• [Instruction]
Every record should be repeated exactly, except that pictures are left out.

Saved entries
____
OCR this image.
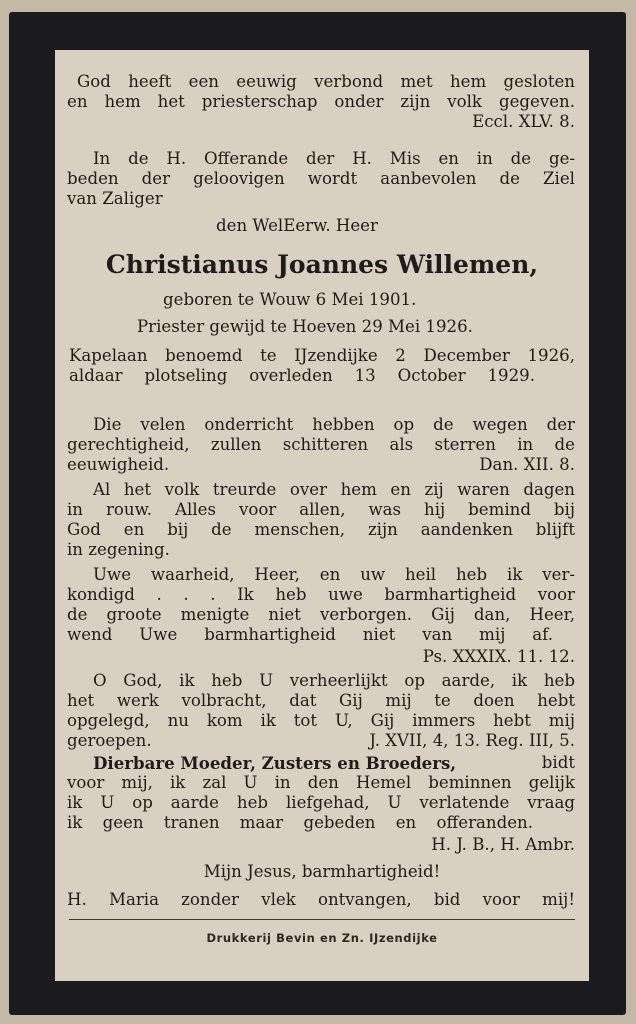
God heeft een eeuwig verbond met hem gesloten
en hem het priesterschap onder zijn volk gegeven.
Eccl. XLV. 8.
In de H. Offerande der H. Mis en in de ge-
beden der geloovigen wordt aanbevolen de Ziel
van Zaliger
den WelEerw. Heer
Christianus Joannes Willemen,
geboren te Wouw 6 Mei 1901.
Priester gewijd te Hoeven 29 Mei 1926.
Kapelaan benoemd te IJzendijke 2 December 1926,
aldaar plotseling overleden 13 October 1929.
Die velen onderricht hebben op de wegen der
gerechtigheid, zullen schitteren als sterren in de
eeuwigheid.	Dan. XII. 8.
Al het volk treurde over hem en zij waren dagen
in rouw. Alles voor allen, was hij bemind bij
God en bij de menschen, zijn aandenken blijft
in zegening.
Uwe waarheid, Heer, en uw heil heb ik ver-
kondigd . . . Ik heb uwe barmhartigheid voor
de groote menigte niet verborgen. Gij dan, Heer,
wend Uwe barmhartigheid niet van mij af.
Ps. XXXIX. 11. 12.
O God, ik heb U verheerlijkt op aarde, ik heb
het werk volbracht, dat Gij mij te doen hebt
opgelegd, nu kom ik tot U, Gij immers hebt mij
geroepen.	J. XVII, 4, 13. Reg. III, 5.
Dierbare Moeder, Zusters en Broeders,	bidt
voor mij, ik zal U in den Hemel beminnen gelijk
ik U op aarde heb liefgehad, U verlatende vraag
ik geen tranen maar gebeden en offeranden.
H. J. B., H. Ambr.
Mijn Jesus, barmhartigheid!
H. Maria zonder vlek ontvangen, bid voor mij!
Drukkerij Bevin en Zn. IJzendijke
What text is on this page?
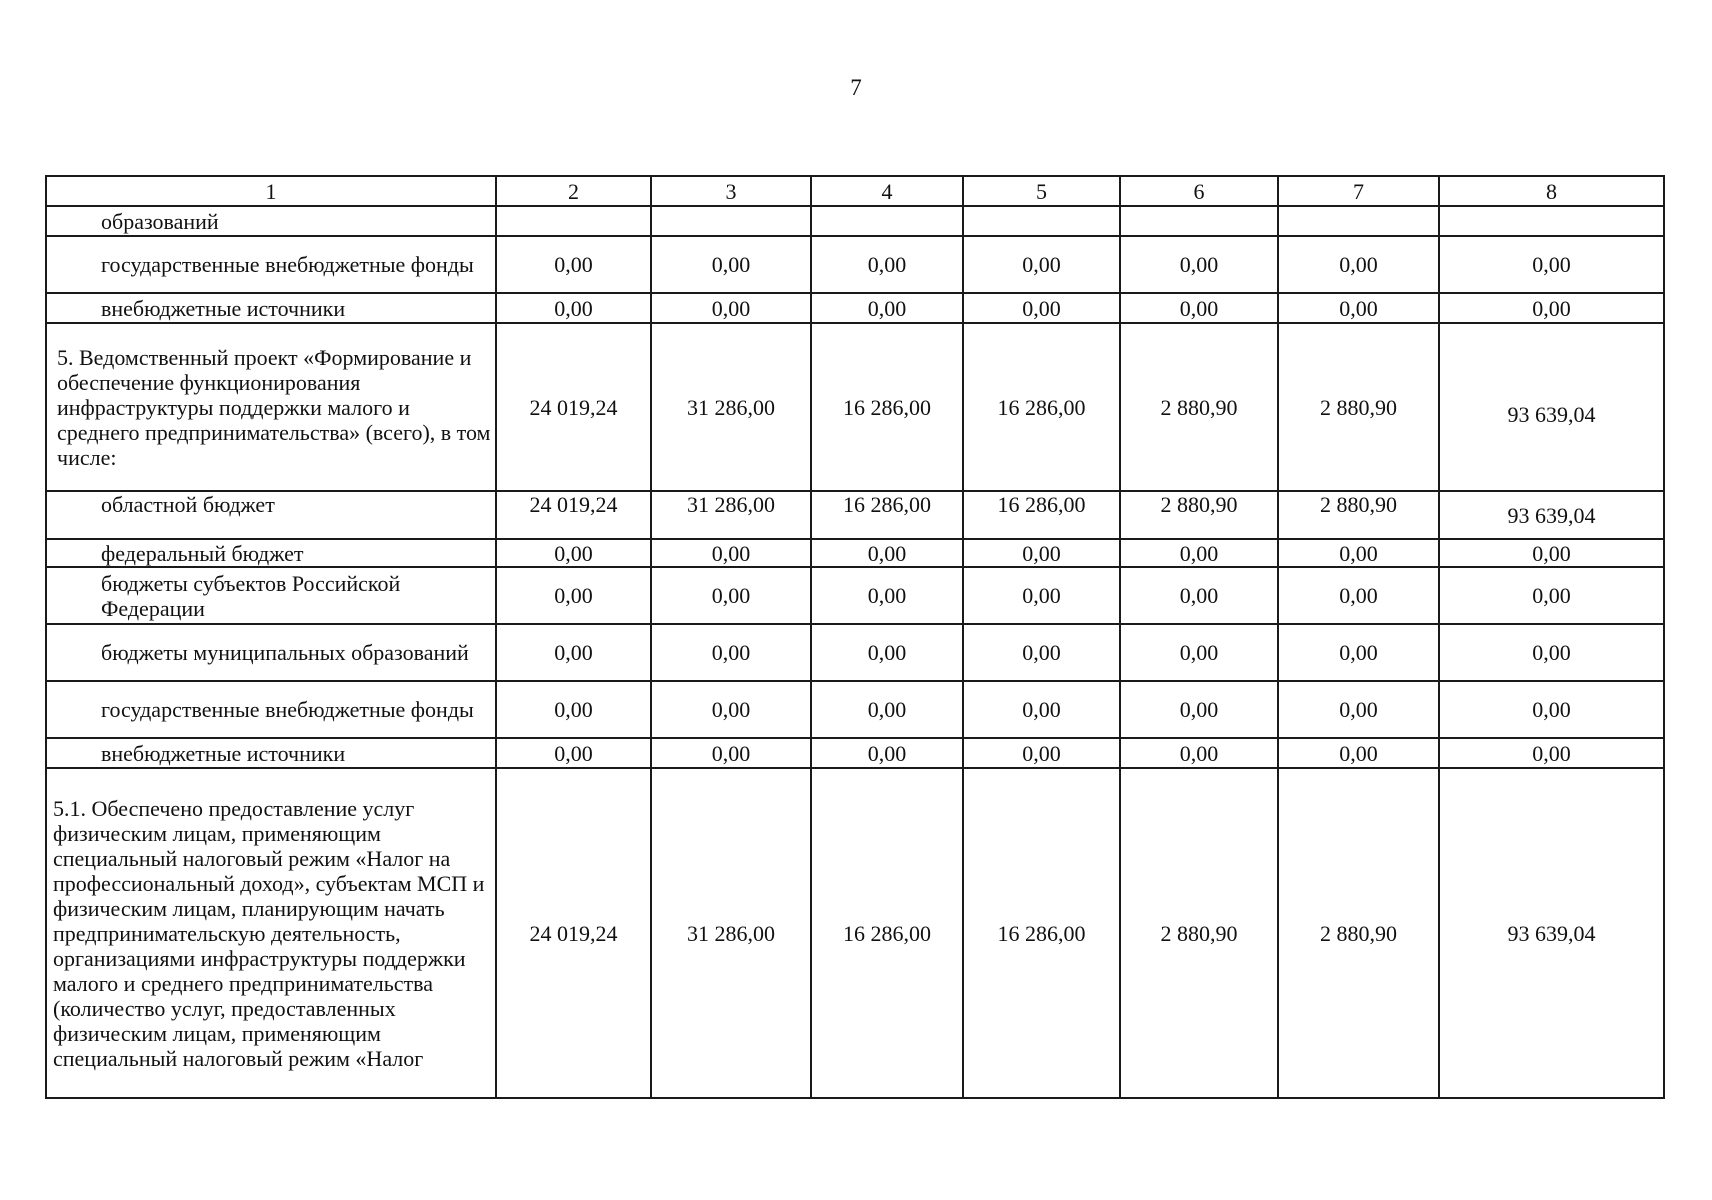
7
1	2	3	4	5	6	7	8
образований							
государственные внебюджетные фонды	0,00	0,00	0,00	0,00	0,00	0,00	0,00
внебюджетные источники	0,00	0,00	0,00	0,00	0,00	0,00	0,00
5. Ведомственный проект «Формирование и обеспечение функционирования инфраструктуры поддержки малого и среднего предпринимательства» (всего), в том числе:	24 019,24	31 286,00	16 286,00	16 286,00	2 880,90	2 880,90	93 639,04
областной бюджет	24 019,24	31 286,00	16 286,00	16 286,00	2 880,90	2 880,90	93 639,04
федеральный бюджет	0,00	0,00	0,00	0,00	0,00	0,00	0,00
бюджеты субъектов Российской Федерации	0,00	0,00	0,00	0,00	0,00	0,00	0,00
бюджеты муниципальных образований	0,00	0,00	0,00	0,00	0,00	0,00	0,00
государственные внебюджетные фонды	0,00	0,00	0,00	0,00	0,00	0,00	0,00
внебюджетные источники	0,00	0,00	0,00	0,00	0,00	0,00	0,00
5.1. Обеспечено предоставление услуг физическим лицам, применяющим специальный налоговый режим «Налог на профессиональный доход», субъектам МСП и физическим лицам, планирующим начать предпринимательскую деятельность, организациями инфраструктуры поддержки малого и среднего предпринимательства (количество услуг, предоставленных физическим лицам, применяющим специальный налоговый режим «Налог	24 019,24	31 286,00	16 286,00	16 286,00	2 880,90	2 880,90	93 639,04
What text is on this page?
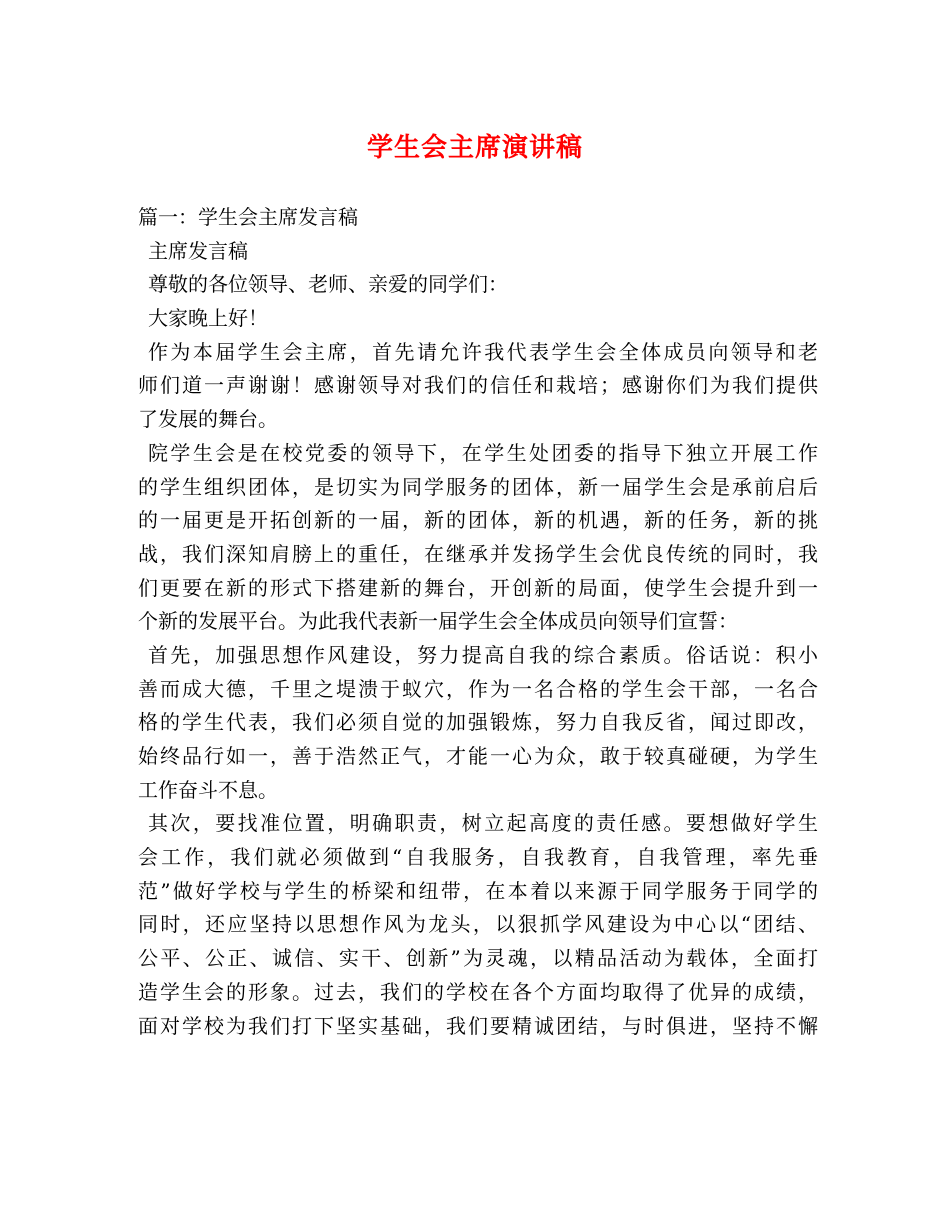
学生会主席演讲稿
篇一：学生会主席发言稿
主席发言稿
尊敬的各位领导、老师、亲爱的同学们：
大家晚上好！
作为本届学生会主席，首先请允许我代表学生会全体成员向领导和老
师们道一声谢谢！感谢领导对我们的信任和栽培；感谢你们为我们提供
了发展的舞台。
院学生会是在校党委的领导下，在学生处团委的指导下独立开展工作
的学生组织团体，是切实为同学服务的团体，新一届学生会是承前启后
的一届更是开拓创新的一届，新的团体，新的机遇，新的任务，新的挑
战，我们深知肩膀上的重任，在继承并发扬学生会优良传统的同时，我
们更要在新的形式下搭建新的舞台，开创新的局面，使学生会提升到一
个新的发展平台。为此我代表新一届学生会全体成员向领导们宣誓：
首先，加强思想作风建设，努力提高自我的综合素质。俗话说：积小
善而成大德，千里之堤溃于蚁穴，作为一名合格的学生会干部，一名合
格的学生代表，我们必须自觉的加强锻炼，努力自我反省，闻过即改，
始终品行如一，善于浩然正气，才能一心为众，敢于较真碰硬，为学生
工作奋斗不息。
其次，要找准位置，明确职责，树立起高度的责任感。要想做好学生
会工作，我们就必须做到“自我服务，自我教育，自我管理，率先垂
范”做好学校与学生的桥梁和纽带，在本着以来源于同学服务于同学的
同时，还应坚持以思想作风为龙头，以狠抓学风建设为中心以“团结、
公平、公正、诚信、实干、创新”为灵魂，以精品活动为载体，全面打
造学生会的形象。过去，我们的学校在各个方面均取得了优异的成绩，
面对学校为我们打下坚实基础，我们要精诚团结，与时俱进，坚持不懈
____
• [Exercise solution]
OCR this image.
God heeft een eeuwig verbond met hem gesloten
en hem het priesterschap onder zijn volk gegeven.
Eccl. XLV. 8.
In de H. Offerande der H. Mis en in de ge-
beden der geloovigen wordt aanbevolen de Ziel
van Zaliger
den WelEerw. Heer
Christianus Joannes Willemen,
geboren te Wouw 6 Mei 1901.
Priester gewijd te Hoeven 29 Mei 1926.
Kapelaan benoemd te IJzendijke 2 December 1926,
aldaar plotseling overleden 13 October 1929.
Die velen onderricht hebben op de wegen der
gerechtigheid, zullen schitteren als sterren in de
eeuwigheid.	Dan. XII. 8.
Al het volk treurde over hem en zij waren dagen
in rouw. Alles voor allen, was hij bemind bij
God en bij de menschen, zijn aandenken blijft
in zegening.
Uwe waarheid, Heer, en uw heil heb ik ver-
kondigd . . . Ik heb uwe barmhartigheid voor
de groote menigte niet verborgen. Gij dan, Heer,
wend Uwe barmhartigheid niet van mij af.
Ps. XXXIX. 11. 12.
O God, ik heb U verheerlijkt op aarde, ik heb
het werk volbracht, dat Gij mij te doen hebt
opgelegd, nu kom ik tot U, Gij immers hebt mij
geroepen.	J. XVII, 4, 13. Reg. III, 5.
Dierbare Moeder, Zusters en Broeders,	bidt
voor mij, ik zal U in den Hemel beminnen gelijk
ik U op aarde heb liefgehad, U verlatende vraag
ik geen tranen maar gebeden en offeranden.
H. J. B., H. Ambr.
Mijn Jesus, barmhartigheid!
H. Maria zonder vlek ontvangen, bid voor mij!
Drukkerij Bevin en Zn. IJzendijke
What text is on this page?
7
1	2	3	4	5	6	7	8
образований							
государственные внебюджетные фонды	0,00	0,00	0,00	0,00	0,00	0,00	0,00
внебюджетные источники	0,00	0,00	0,00	0,00	0,00	0,00	0,00
5. Ведомственный проект «Формирование и обеспечение функционирования инфраструктуры поддержки малого и среднего предпринимательства» (всего), в том числе:	24 019,24	31 286,00	16 286,00	16 286,00	2 880,90	2 880,90	93 639,04
областной бюджет	24 019,24	31 286,00	16 286,00	16 286,00	2 880,90	2 880,90	93 639,04
федеральный бюджет	0,00	0,00	0,00	0,00	0,00	0,00	0,00
бюджеты субъектов Российской Федерации	0,00	0,00	0,00	0,00	0,00	0,00	0,00
бюджеты муниципальных образований	0,00	0,00	0,00	0,00	0,00	0,00	0,00
государственные внебюджетные фонды	0,00	0,00	0,00	0,00	0,00	0,00	0,00
внебюджетные источники	0,00	0,00	0,00	0,00	0,00	0,00	0,00
5.1. Обеспечено предоставление услуг физическим лицам, применяющим специальный налоговый режим «Налог на профессиональный доход», субъектам МСП и физическим лицам, планирующим начать предпринимательскую деятельность, организациями инфраструктуры поддержки малого и среднего предпринимательства (количество услуг, предоставленных физическим лицам, применяющим специальный налоговый режим «Налог	24 019,24	31 286,00	16 286,00	16 286,00	2 880,90	2 880,90	93 639,04
What text is on this page?
学生会主席演讲稿
篇一：学生会主席发言稿
主席发言稿
尊敬的各位领导、老师、亲爱的同学们：
大家晚上好！
作为本届学生会主席，首先请允许我代表学生会全体成员向领导和老
师们道一声谢谢！感谢领导对我们的信任和栽培；感谢你们为我们提供
了发展的舞台。
院学生会是在校党委的领导下，在学生处团委的指导下独立开展工作
的学生组织团体，是切实为同学服务的团体，新一届学生会是承前启后
的一届更是开拓创新的一届，新的团体，新的机遇，新的任务，新的挑
战，我们深知肩膀上的重任，在继承并发扬学生会优良传统的同时，我
们更要在新的形式下搭建新的舞台，开创新的局面，使学生会提升到一
个新的发展平台。为此我代表新一届学生会全体成员向领导们宣誓：
首先，加强思想作风建设，努力提高自我的综合素质。俗话说：积小
善而成大德，千里之堤溃于蚁穴，作为一名合格的学生会干部，一名合
格的学生代表，我们必须自觉的加强锻炼，努力自我反省，闻过即改，
始终品行如一，善于浩然正气，才能一心为众，敢于较真碰硬，为学生
工作奋斗不息。
其次，要找准位置，明确职责，树立起高度的责任感。要想做好学生
会工作，我们就必须做到“自我服务，自我教育，自我管理，率先垂
范”做好学校与学生的桥梁和纽带，在本着以来源于同学服务于同学的
同时，还应坚持以思想作风为龙头，以狠抓学风建设为中心以“团结、
公平、公正、诚信、实干、创新”为灵魂，以精品活动为载体，全面打
造学生会的形象。过去，我们的学校在各个方面均取得了优异的成绩，
面对学校为我们打下坚实基础，我们要精诚团结，与时俱进，坚持不懈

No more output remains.